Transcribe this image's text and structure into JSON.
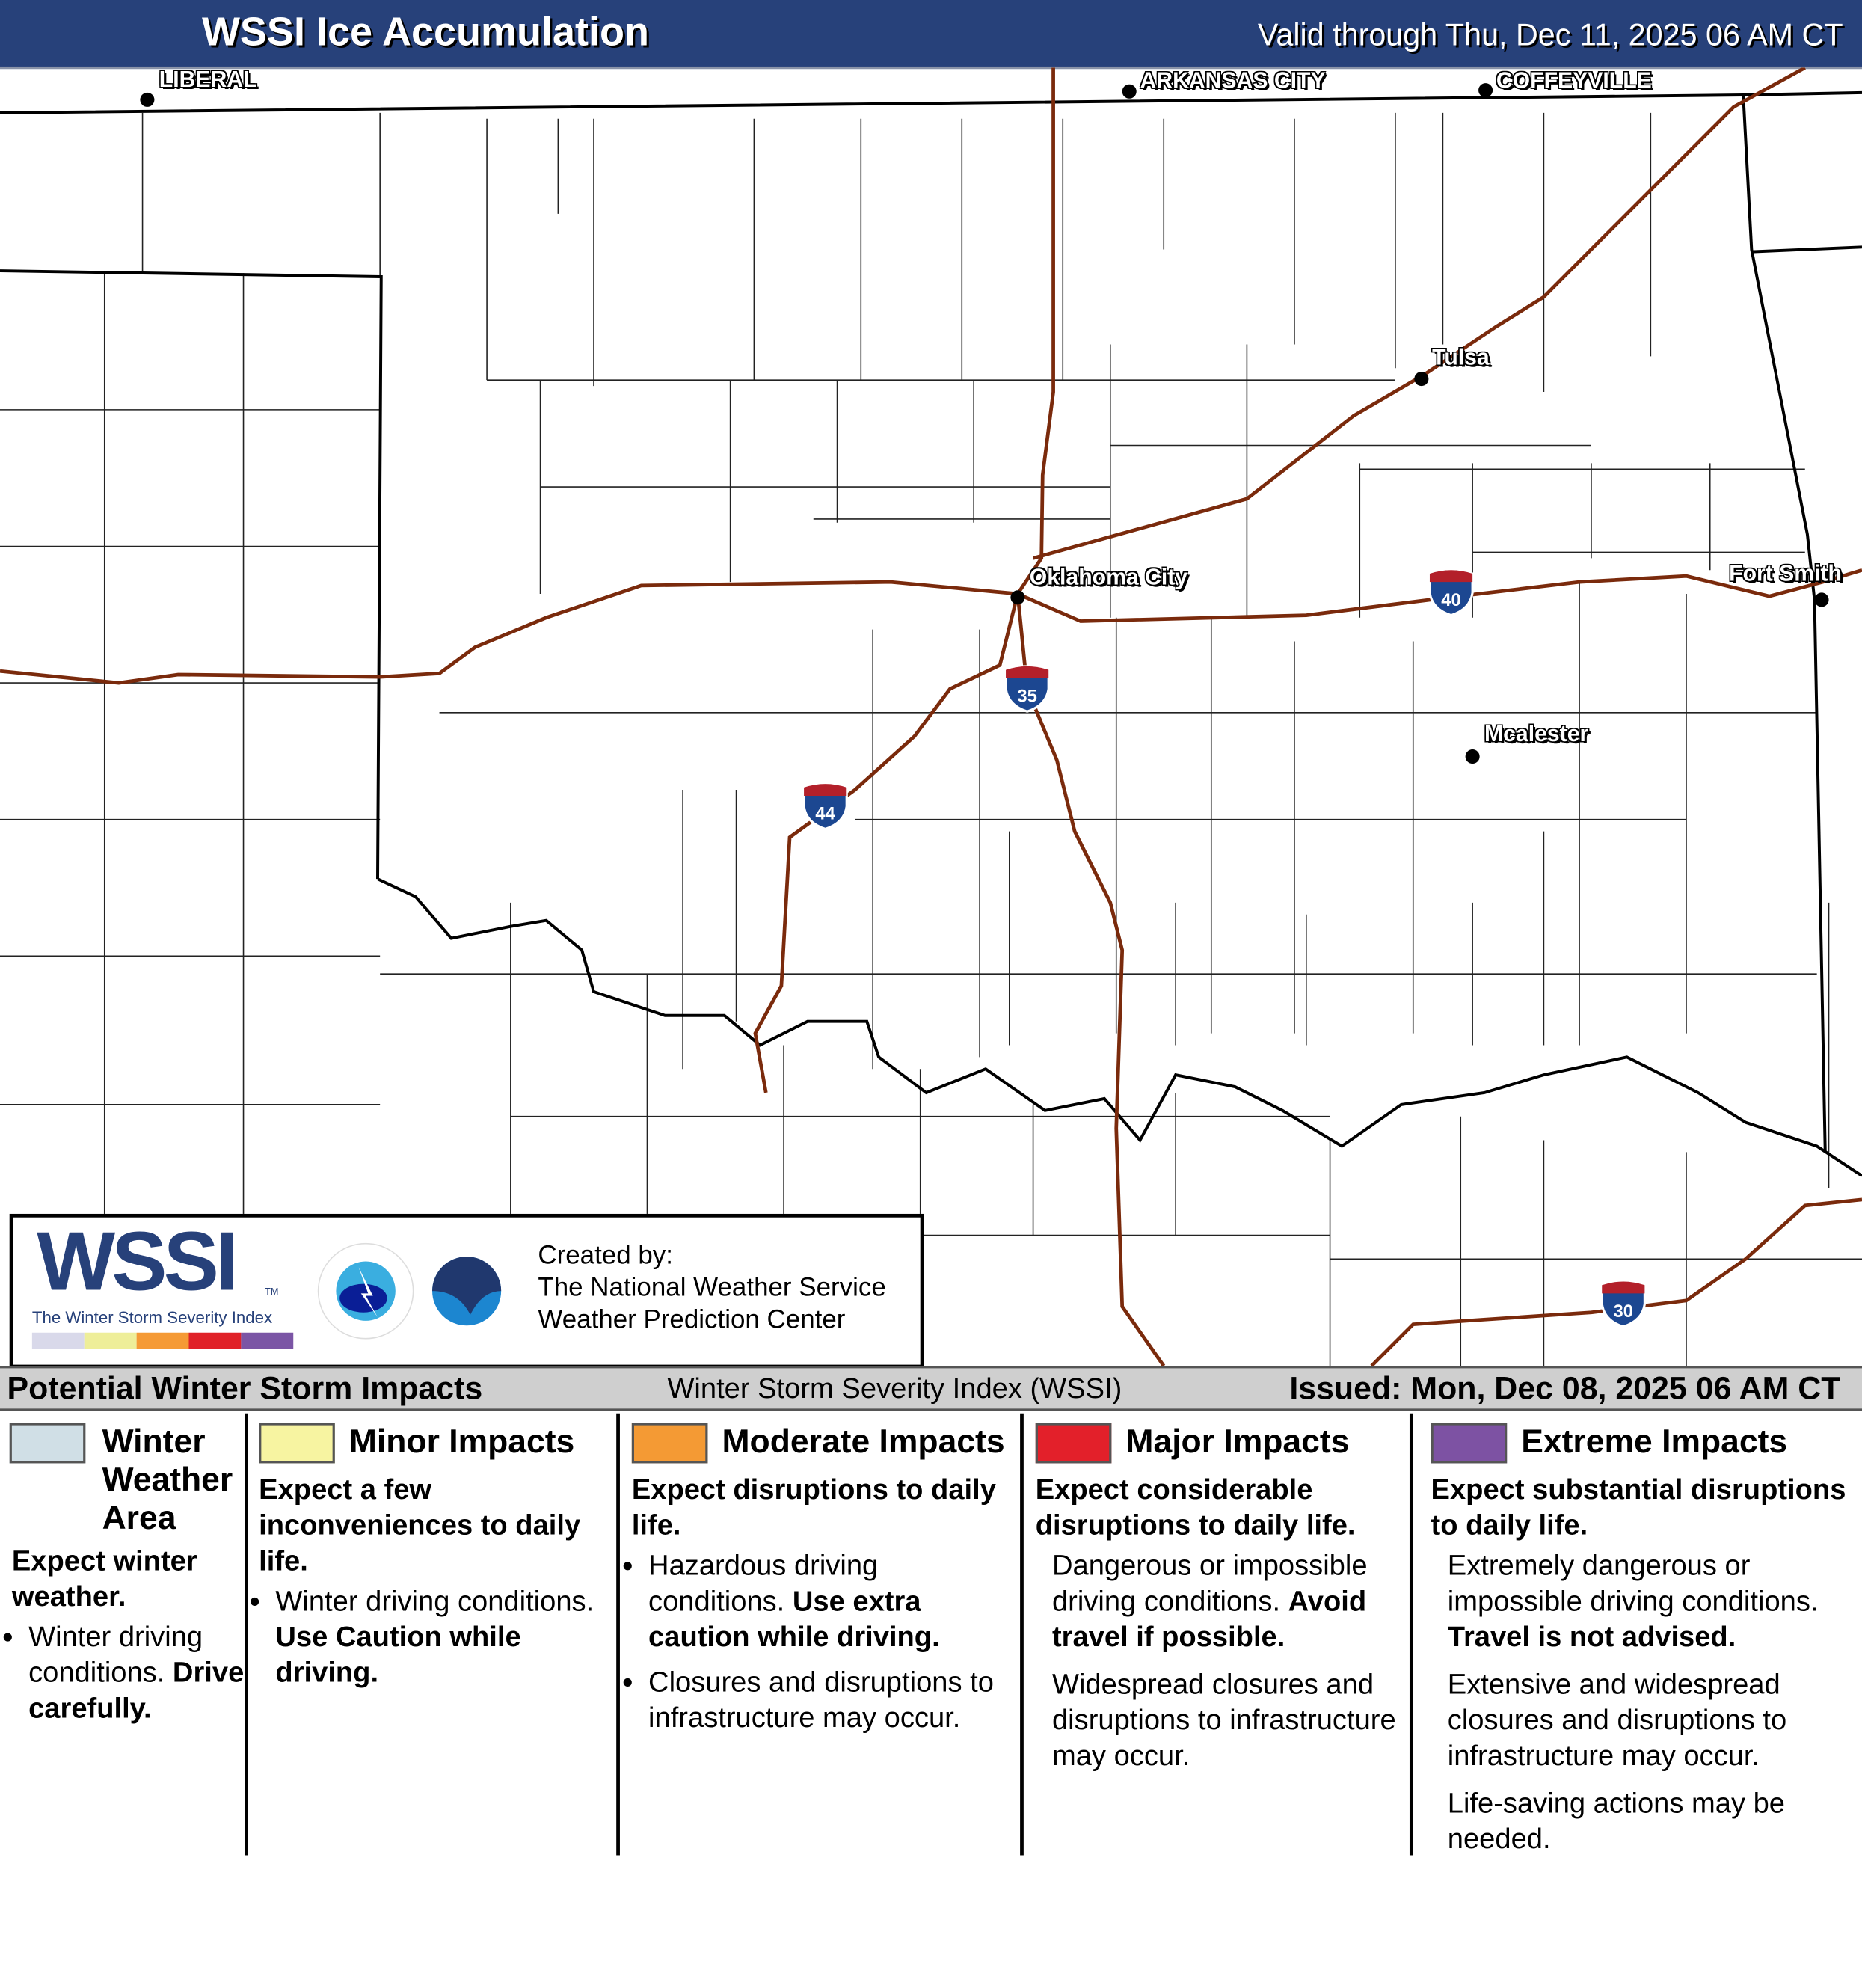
{
  "header": {
    "title": "WSSI Ice Accumulation",
    "valid": "Valid through Thu, Dec 11, 2025 06 AM CT"
  },
  "map": {
    "cities": [
      "LIBERAL",
      "ARKANSAS CITY",
      "COFFEYVILLE",
      "Tulsa",
      "Oklahoma City",
      "Fort Smith",
      "Mcalester"
    ],
    "interstates": [
      "40",
      "35",
      "44",
      "30"
    ],
    "colors": {
      "interstate": "#7a2a0c",
      "border": "#000000",
      "shield_blue": "#1c4791",
      "shield_red": "#b3202a"
    }
  },
  "logo": {
    "wssi": "WSSI",
    "tm": "TM",
    "tagline": "The Winter Storm Severity Index",
    "created": [
      "Created by:",
      "The National Weather Service",
      "Weather Prediction Center"
    ],
    "colors": [
      "#d9d9ea",
      "#eeee99",
      "#f59a35",
      "#e02128",
      "#7b55a5"
    ]
  },
  "legend_bar": {
    "left": "Potential Winter Storm Impacts",
    "center": "Winter Storm Severity Index (WSSI)",
    "right": "Issued: Mon, Dec 08, 2025 06 AM CT"
  },
  "categories": [
    {
      "name": "Winter Weather Area",
      "color": "#d0dfe6",
      "sub": "Expect winter weather.",
      "b1a": "Winter driving conditions.",
      "b1b": "Drive carefully."
    },
    {
      "name": "Minor Impacts",
      "color": "#f7f4a1",
      "sub": "Expect a few inconveniences to daily life.",
      "b1a": "Winter driving conditions.",
      "b1b": "Use Caution while driving."
    },
    {
      "name": "Moderate Impacts",
      "color": "#f49a34",
      "sub": "Expect disruptions to daily life.",
      "b1a": "Hazardous driving conditions.",
      "b1b": "Use extra caution while driving.",
      "b2": "Closures and disruptions to infrastructure may occur."
    },
    {
      "name": "Major Impacts",
      "color": "#e3202a",
      "sub": "Expect considerable disruptions to daily life.",
      "b1a": "Dangerous or impossible driving conditions.",
      "b1b": "Avoid travel if possible.",
      "b2": "Widespread closures and disruptions to infrastructure may occur."
    },
    {
      "name": "Extreme Impacts",
      "color": "#7d52a3",
      "sub": "Expect substantial disruptions to daily life.",
      "b1a": "Extremely dangerous or impossible driving conditions.",
      "b1b": "Travel is not advised.",
      "b2": "Extensive and widespread closures and disruptions to infrastructure may occur.",
      "b3": "Life-saving actions may be needed."
    }
  ]
}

**What this task involves**. Identify and copy the lines holding the word "WSSI".

**Written answer**.
    "title": "WSSI Ice Accumulation",
    "wssi": "WSSI",
    "center": "Winter Storm Severity Index (WSSI)",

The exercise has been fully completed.